(Required work):
The records below should be written out again, exactly.

(Extracted records):
##########

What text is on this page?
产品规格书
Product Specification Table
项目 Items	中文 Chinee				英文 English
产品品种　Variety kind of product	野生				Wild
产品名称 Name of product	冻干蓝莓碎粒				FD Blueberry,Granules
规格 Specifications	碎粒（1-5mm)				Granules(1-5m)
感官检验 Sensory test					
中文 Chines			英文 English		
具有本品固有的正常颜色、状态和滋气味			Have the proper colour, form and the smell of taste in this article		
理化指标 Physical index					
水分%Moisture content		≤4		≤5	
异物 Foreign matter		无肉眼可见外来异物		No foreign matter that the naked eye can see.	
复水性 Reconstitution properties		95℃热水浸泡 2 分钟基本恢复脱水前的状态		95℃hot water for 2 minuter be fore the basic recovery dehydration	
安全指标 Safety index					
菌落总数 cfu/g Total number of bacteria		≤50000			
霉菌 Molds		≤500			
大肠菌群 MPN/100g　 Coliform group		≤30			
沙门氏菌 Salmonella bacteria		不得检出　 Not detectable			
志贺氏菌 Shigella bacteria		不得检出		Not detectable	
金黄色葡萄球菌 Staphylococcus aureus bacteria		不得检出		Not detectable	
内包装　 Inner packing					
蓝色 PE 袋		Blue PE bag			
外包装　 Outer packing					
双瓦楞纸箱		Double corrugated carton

##########

(Response):
What text is on this page?
产品规格书
Product Specification Table
项目 Items	中文 Chinee				英文 English
产品品种　Variety kind of product	野生				Wild
产品名称 Name of product	冻干蓝莓碎粒				FD Blueberry,Granules
规格 Specifications	碎粒（1-5mm)				Granules(1-5m)
感官检验 Sensory test					
中文 Chines			英文 English		
具有本品固有的正常颜色、状态和滋气味			Have the proper colour, form and the smell of taste in this article		
理化指标 Physical index					
水分%Moisture content		≤4		≤5	
异物 Foreign matter		无肉眼可见外来异物		No foreign matter that the naked eye can see.	
复水性 Reconstitution properties		95℃热水浸泡 2 分钟基本恢复脱水前的状态		95℃hot water for 2 minuter be fore the basic recovery dehydration	
安全指标 Safety index					
菌落总数 cfu/g Total number of bacteria		≤50000			
霉菌 Molds		≤500			
大肠菌群 MPN/100g　 Coliform group		≤30			
沙门氏菌 Salmonella bacteria		不得检出　 Not detectable			
志贺氏菌 Shigella bacteria		不得检出		Not detectable	
金黄色葡萄球菌 Staphylococcus aureus bacteria		不得检出		Not detectable	
内包装　 Inner packing					
蓝色 PE 袋		Blue PE bag			
外包装　 Outer packing					
双瓦楞纸箱		Double corrugated carton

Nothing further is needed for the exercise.